Directions: Go through the entries below and collect each line with the string "company" in it.

--- begin Raw records ---

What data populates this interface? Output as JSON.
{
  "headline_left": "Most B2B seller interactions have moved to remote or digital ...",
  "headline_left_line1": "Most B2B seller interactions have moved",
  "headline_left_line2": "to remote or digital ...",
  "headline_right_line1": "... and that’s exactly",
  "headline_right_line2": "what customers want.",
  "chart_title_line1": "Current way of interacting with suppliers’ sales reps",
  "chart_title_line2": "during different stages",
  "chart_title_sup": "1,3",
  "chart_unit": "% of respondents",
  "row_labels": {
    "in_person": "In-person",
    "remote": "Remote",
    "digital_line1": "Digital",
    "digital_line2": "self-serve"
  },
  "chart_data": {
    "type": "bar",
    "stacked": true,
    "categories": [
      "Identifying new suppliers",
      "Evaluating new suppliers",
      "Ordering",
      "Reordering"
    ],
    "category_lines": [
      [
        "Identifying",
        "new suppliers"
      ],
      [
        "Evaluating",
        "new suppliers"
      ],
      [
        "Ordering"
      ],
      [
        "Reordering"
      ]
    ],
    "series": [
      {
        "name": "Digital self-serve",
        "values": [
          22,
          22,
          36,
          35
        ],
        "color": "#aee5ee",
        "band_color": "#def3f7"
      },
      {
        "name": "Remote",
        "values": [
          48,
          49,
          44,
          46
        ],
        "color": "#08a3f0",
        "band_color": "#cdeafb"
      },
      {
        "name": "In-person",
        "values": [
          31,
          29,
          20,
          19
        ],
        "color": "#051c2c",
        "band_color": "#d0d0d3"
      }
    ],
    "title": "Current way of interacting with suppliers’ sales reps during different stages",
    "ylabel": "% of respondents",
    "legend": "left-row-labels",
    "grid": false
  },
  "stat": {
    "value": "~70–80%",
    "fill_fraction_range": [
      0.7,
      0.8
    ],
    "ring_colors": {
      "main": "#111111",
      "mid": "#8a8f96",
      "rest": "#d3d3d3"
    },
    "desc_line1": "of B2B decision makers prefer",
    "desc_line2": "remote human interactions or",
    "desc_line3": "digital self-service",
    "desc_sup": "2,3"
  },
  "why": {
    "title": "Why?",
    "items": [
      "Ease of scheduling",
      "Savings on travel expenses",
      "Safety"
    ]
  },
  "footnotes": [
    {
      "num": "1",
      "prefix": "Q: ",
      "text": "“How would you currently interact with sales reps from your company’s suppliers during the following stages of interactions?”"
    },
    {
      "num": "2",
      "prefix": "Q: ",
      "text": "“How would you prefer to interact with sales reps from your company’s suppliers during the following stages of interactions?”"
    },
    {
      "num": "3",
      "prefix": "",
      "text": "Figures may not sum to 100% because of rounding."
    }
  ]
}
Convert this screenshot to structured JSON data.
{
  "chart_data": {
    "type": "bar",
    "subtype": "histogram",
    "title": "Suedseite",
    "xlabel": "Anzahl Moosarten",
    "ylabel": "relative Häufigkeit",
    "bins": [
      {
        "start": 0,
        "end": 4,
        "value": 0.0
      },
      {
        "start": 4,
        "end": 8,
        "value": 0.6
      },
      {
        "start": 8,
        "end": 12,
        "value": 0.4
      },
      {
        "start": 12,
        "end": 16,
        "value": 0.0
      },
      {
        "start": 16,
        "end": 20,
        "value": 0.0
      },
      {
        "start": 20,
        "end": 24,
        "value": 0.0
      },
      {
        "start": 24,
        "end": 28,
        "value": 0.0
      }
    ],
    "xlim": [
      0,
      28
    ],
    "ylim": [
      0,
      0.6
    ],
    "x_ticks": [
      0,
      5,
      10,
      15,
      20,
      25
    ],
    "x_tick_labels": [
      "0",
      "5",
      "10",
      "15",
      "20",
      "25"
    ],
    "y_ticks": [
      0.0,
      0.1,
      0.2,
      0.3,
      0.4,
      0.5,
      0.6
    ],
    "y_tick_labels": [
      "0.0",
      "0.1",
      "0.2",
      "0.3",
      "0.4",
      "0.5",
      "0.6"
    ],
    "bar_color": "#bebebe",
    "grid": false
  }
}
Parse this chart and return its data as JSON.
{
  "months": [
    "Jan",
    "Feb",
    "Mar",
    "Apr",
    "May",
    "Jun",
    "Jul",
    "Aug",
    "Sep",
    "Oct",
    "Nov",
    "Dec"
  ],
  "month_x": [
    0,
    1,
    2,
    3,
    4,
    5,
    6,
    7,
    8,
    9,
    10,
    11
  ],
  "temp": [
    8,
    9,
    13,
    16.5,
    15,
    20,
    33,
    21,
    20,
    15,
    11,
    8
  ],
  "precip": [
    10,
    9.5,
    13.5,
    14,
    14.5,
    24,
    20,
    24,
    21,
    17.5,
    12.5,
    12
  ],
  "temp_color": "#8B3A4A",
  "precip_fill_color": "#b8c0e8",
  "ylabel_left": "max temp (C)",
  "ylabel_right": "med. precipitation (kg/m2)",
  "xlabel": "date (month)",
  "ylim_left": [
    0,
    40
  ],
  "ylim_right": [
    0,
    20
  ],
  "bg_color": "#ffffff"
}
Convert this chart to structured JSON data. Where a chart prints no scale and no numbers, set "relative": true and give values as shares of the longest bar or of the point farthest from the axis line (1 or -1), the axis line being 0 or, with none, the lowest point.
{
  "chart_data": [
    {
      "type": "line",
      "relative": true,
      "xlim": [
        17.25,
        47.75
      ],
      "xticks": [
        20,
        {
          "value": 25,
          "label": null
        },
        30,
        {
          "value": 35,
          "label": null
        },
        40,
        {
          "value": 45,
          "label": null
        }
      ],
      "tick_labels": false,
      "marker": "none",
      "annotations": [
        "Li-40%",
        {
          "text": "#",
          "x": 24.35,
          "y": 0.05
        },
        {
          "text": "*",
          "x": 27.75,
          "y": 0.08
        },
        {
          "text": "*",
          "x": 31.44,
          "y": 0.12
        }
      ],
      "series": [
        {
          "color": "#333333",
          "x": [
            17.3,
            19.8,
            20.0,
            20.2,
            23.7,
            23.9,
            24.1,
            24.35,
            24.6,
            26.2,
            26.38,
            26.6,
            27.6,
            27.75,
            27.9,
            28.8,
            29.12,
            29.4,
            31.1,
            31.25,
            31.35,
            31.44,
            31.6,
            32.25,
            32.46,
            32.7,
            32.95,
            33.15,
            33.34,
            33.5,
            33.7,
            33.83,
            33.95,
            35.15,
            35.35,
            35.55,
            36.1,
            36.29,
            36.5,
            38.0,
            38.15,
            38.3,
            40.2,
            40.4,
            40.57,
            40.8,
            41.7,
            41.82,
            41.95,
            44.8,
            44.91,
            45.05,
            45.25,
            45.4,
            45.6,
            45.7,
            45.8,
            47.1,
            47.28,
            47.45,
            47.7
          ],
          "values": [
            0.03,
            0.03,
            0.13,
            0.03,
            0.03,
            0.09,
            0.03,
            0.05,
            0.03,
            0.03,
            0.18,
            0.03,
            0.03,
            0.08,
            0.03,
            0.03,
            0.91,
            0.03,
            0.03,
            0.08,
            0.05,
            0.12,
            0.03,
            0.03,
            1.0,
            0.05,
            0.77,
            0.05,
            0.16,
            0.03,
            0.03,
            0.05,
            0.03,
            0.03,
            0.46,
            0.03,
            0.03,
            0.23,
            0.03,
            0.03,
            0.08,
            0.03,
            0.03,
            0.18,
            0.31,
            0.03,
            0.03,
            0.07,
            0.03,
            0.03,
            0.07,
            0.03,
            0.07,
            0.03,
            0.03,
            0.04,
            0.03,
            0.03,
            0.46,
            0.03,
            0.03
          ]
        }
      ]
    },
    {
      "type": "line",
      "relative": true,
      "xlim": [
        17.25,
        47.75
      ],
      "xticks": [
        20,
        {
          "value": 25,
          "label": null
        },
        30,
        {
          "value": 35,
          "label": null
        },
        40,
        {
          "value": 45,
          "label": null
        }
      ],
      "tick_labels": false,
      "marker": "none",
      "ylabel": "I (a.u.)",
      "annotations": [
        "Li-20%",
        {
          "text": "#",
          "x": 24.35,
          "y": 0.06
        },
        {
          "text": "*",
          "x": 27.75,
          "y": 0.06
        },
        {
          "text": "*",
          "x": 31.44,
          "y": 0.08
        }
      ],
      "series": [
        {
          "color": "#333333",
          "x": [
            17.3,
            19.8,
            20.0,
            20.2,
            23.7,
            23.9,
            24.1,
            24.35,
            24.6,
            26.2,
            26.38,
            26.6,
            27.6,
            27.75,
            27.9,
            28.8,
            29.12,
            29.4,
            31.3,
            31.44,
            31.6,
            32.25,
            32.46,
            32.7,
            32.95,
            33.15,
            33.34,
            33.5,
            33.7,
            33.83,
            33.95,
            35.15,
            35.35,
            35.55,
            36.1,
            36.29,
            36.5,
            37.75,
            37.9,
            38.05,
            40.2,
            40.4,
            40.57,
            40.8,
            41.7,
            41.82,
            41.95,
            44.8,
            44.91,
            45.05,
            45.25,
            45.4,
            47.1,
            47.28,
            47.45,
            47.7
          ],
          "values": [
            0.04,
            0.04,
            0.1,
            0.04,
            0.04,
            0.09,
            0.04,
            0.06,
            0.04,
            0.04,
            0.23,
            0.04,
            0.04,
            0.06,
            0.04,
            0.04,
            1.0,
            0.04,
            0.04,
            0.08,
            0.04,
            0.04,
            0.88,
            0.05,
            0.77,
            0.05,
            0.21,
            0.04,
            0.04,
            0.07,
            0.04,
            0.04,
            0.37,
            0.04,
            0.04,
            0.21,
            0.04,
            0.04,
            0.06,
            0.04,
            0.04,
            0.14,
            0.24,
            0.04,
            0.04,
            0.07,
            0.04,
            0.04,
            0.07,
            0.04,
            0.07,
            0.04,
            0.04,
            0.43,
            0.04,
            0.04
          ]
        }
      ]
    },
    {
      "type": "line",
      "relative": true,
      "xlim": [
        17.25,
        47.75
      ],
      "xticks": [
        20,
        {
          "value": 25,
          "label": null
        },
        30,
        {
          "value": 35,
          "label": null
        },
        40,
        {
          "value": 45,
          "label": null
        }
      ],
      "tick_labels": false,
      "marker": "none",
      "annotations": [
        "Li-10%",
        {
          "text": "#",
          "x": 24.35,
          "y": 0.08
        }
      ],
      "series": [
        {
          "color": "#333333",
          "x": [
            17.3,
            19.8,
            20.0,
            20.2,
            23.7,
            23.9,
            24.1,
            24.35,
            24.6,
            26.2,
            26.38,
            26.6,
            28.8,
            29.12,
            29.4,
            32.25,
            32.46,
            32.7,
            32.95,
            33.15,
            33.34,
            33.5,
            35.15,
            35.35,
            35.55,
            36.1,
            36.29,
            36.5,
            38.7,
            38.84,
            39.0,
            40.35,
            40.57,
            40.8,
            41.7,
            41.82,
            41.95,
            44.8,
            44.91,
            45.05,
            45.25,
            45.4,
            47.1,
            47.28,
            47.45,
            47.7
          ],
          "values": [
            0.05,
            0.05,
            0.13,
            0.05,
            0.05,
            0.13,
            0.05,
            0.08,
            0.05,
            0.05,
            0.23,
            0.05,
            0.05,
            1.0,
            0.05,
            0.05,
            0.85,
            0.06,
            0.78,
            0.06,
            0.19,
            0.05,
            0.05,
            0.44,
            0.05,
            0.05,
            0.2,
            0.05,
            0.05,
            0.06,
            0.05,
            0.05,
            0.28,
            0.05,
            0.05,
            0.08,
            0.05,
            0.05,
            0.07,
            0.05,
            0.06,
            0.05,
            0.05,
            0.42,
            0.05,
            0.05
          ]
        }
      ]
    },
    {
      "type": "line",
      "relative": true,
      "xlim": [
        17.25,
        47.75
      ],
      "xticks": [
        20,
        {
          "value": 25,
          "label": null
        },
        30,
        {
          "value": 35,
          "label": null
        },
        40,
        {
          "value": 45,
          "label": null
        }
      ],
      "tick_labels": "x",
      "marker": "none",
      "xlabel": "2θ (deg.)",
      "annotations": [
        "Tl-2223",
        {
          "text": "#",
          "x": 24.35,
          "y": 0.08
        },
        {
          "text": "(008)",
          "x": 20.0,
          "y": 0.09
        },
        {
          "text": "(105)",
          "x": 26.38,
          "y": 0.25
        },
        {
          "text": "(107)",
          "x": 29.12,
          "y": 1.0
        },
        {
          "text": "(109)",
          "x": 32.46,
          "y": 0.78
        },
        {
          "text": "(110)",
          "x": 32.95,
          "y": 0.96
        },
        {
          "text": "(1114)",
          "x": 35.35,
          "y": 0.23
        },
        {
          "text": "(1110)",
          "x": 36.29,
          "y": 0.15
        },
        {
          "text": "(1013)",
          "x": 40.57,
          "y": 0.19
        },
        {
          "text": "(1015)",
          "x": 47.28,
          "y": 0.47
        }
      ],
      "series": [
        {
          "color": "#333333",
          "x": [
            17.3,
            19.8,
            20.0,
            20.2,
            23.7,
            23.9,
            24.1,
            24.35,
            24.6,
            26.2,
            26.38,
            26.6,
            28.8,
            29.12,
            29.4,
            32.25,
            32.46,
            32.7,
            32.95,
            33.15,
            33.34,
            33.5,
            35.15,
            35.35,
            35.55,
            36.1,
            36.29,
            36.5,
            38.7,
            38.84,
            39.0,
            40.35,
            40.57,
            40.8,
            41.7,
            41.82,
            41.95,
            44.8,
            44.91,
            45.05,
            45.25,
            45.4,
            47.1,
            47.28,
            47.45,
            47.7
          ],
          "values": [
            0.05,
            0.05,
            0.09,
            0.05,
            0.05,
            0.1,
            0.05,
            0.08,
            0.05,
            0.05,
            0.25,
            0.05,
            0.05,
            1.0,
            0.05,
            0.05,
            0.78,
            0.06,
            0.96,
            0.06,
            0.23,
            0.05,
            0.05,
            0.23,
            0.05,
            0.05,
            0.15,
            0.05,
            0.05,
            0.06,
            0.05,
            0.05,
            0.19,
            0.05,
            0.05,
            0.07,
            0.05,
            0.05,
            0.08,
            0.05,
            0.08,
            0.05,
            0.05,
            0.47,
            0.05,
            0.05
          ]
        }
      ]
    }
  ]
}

--- end Raw records ---

Written reply:
      "text": "“How would you currently interact with sales reps from your company’s suppliers during the following stages of interactions?”"
      "text": "“How would you prefer to interact with sales reps from your company’s suppliers during the following stages of interactions?”"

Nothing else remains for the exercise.